::: RECORDS FOR THIS EXERCISE :::

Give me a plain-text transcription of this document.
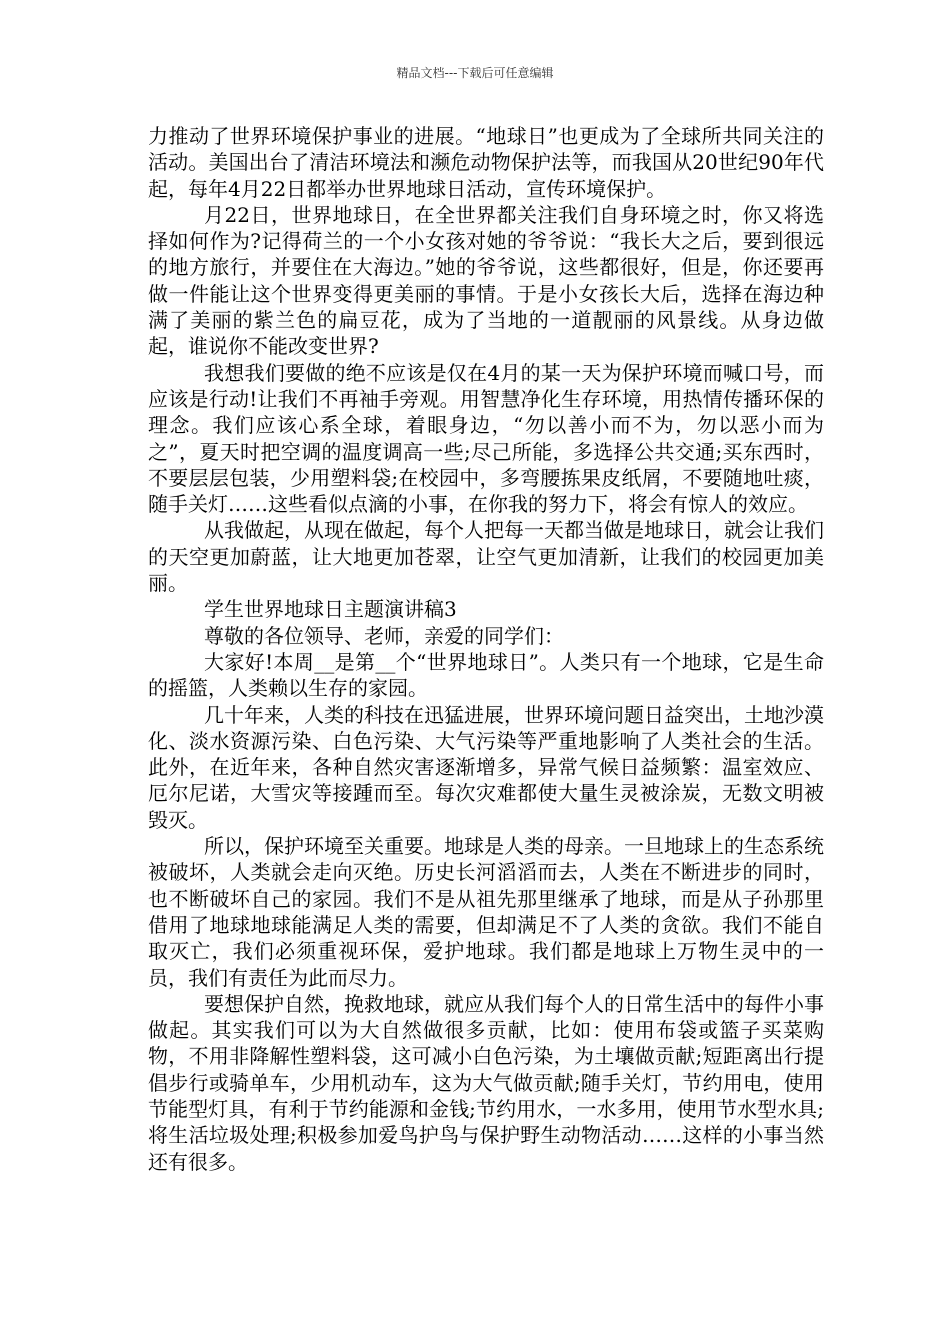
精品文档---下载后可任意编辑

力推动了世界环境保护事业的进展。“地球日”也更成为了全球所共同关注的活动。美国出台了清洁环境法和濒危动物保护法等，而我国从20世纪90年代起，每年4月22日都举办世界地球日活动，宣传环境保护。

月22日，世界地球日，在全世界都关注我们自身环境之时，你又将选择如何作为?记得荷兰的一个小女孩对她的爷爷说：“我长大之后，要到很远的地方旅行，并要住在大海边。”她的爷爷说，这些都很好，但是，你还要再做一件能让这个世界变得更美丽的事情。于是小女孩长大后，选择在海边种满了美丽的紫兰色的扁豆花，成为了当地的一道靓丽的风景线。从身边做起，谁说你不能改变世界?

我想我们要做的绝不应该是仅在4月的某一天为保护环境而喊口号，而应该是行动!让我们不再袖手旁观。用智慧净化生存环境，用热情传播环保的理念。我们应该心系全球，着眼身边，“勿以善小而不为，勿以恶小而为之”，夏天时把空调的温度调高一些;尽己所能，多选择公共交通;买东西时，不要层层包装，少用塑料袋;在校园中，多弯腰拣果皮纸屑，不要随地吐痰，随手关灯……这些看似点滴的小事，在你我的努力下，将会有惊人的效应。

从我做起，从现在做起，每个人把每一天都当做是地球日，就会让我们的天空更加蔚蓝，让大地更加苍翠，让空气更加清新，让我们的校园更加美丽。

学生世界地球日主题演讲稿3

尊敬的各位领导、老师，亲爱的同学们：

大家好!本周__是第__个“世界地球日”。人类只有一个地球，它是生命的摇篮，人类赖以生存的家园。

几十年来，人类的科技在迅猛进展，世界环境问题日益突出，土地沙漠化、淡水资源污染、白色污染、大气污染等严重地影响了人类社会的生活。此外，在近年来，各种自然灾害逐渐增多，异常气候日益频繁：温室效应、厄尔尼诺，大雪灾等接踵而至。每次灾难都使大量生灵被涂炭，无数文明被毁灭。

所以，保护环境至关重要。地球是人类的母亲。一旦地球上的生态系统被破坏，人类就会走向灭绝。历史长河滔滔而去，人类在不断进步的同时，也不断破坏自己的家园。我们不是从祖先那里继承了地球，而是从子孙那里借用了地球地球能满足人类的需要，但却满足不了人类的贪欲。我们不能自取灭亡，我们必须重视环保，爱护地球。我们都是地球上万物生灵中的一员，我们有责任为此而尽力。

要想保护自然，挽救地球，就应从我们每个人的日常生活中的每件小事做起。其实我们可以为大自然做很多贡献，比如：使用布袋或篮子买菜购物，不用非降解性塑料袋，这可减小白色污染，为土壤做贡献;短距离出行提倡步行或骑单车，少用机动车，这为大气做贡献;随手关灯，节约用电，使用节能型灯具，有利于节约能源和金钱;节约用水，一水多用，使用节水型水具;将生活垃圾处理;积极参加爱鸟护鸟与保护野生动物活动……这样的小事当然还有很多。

:::

- WHAT THIS TASK INVOLVES: Report how many lines of the entries hold the word "随手关灯". Nothing else is needed.

- THE RESPONSE: 2